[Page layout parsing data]
◆ ◆ ◆ ◆ ◆ ◆ ◆
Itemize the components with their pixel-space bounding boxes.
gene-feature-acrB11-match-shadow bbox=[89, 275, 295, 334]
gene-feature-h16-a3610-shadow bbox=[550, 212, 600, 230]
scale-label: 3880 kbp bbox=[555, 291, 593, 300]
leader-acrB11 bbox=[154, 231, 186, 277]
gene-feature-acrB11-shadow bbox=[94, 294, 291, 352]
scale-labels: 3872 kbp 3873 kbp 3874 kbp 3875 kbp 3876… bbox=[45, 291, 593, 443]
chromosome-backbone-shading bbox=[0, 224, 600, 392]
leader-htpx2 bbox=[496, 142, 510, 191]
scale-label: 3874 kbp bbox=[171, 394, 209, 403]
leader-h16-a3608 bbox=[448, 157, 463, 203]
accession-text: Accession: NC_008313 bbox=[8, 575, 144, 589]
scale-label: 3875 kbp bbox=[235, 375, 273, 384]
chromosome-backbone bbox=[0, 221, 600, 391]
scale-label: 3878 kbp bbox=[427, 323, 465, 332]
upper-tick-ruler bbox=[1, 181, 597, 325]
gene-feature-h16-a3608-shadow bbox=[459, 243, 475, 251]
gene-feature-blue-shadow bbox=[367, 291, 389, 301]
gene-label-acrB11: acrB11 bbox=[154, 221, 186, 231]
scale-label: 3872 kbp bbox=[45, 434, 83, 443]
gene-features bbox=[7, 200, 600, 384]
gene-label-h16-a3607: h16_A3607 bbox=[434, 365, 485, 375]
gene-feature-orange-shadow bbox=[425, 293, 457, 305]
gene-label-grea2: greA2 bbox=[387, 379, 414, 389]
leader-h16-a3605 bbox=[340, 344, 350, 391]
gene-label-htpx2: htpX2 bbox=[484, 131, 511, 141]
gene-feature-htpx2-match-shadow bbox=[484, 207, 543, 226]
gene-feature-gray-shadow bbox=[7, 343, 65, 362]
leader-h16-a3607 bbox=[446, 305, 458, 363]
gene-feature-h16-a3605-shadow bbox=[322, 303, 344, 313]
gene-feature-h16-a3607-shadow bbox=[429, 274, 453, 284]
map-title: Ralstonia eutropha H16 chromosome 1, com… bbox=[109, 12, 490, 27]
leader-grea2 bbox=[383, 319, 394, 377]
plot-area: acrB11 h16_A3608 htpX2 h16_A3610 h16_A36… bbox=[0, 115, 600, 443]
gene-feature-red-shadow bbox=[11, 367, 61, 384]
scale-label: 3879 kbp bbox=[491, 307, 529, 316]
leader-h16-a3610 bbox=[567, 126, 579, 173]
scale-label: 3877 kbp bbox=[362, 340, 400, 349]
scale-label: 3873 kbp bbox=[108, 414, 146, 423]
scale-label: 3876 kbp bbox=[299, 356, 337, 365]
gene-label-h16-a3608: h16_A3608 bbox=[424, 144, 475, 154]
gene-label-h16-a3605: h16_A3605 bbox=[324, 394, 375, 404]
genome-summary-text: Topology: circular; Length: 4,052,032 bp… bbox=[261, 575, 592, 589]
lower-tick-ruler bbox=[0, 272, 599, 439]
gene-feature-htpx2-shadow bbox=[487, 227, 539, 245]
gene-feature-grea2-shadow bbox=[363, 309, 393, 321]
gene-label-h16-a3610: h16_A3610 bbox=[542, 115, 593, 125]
◆ ◆ ◆ ◆ ◆ ◆ ◆
Task to complete: Line by line, reproduce the records above exactly.

Result below:
Itemize the components with their pixel-space bounding boxes.
gene-feature-acrB11-match-shadow bbox=[89, 275, 295, 334]
gene-feature-h16-a3610-shadow bbox=[550, 212, 600, 230]
scale-label: 3880 kbp bbox=[555, 291, 593, 300]
leader-acrB11 bbox=[154, 231, 186, 277]
gene-feature-acrB11-shadow bbox=[94, 294, 291, 352]
scale-labels: 3872 kbp 3873 kbp 3874 kbp 3875 kbp 3876… bbox=[45, 291, 593, 443]
chromosome-backbone-shading bbox=[0, 224, 600, 392]
leader-htpx2 bbox=[496, 142, 510, 191]
scale-label: 3874 kbp bbox=[171, 394, 209, 403]
leader-h16-a3608 bbox=[448, 157, 463, 203]
accession-text: Accession: NC_008313 bbox=[8, 575, 144, 589]
scale-label: 3875 kbp bbox=[235, 375, 273, 384]
chromosome-backbone bbox=[0, 221, 600, 391]
scale-label: 3878 kbp bbox=[427, 323, 465, 332]
upper-tick-ruler bbox=[1, 181, 597, 325]
gene-feature-h16-a3608-shadow bbox=[459, 243, 475, 251]
gene-feature-blue-shadow bbox=[367, 291, 389, 301]
gene-label-acrB11: acrB11 bbox=[154, 221, 186, 231]
scale-label: 3872 kbp bbox=[45, 434, 83, 443]
gene-features bbox=[7, 200, 600, 384]
gene-label-h16-a3607: h16_A3607 bbox=[434, 365, 485, 375]
gene-feature-orange-shadow bbox=[425, 293, 457, 305]
gene-label-grea2: greA2 bbox=[387, 379, 414, 389]
leader-h16-a3605 bbox=[340, 344, 350, 391]
gene-label-htpx2: htpX2 bbox=[484, 131, 511, 141]
gene-feature-htpx2-match-shadow bbox=[484, 207, 543, 226]
gene-feature-gray-shadow bbox=[7, 343, 65, 362]
leader-h16-a3607 bbox=[446, 305, 458, 363]
gene-feature-h16-a3605-shadow bbox=[322, 303, 344, 313]
gene-feature-h16-a3607-shadow bbox=[429, 274, 453, 284]
map-title: Ralstonia eutropha H16 chromosome 1, com… bbox=[109, 12, 490, 27]
leader-grea2 bbox=[383, 319, 394, 377]
plot-area: acrB11 h16_A3608 htpX2 h16_A3610 h16_A36… bbox=[0, 115, 600, 443]
gene-feature-red-shadow bbox=[11, 367, 61, 384]
scale-label: 3879 kbp bbox=[491, 307, 529, 316]
leader-h16-a3610 bbox=[567, 126, 579, 173]
scale-label: 3877 kbp bbox=[362, 340, 400, 349]
scale-label: 3873 kbp bbox=[108, 414, 146, 423]
scale-label: 3876 kbp bbox=[299, 356, 337, 365]
gene-label-h16-a3608: h16_A3608 bbox=[424, 144, 475, 154]
gene-label-h16-a3605: h16_A3605 bbox=[324, 394, 375, 404]
genome-summary-text: Topology: circular; Length: 4,052,032 bp… bbox=[261, 575, 592, 589]
lower-tick-ruler bbox=[0, 272, 599, 439]
gene-feature-htpx2-shadow bbox=[487, 227, 539, 245]
gene-feature-grea2-shadow bbox=[363, 309, 393, 321]
gene-label-h16-a3610: h16_A3610 bbox=[542, 115, 593, 125]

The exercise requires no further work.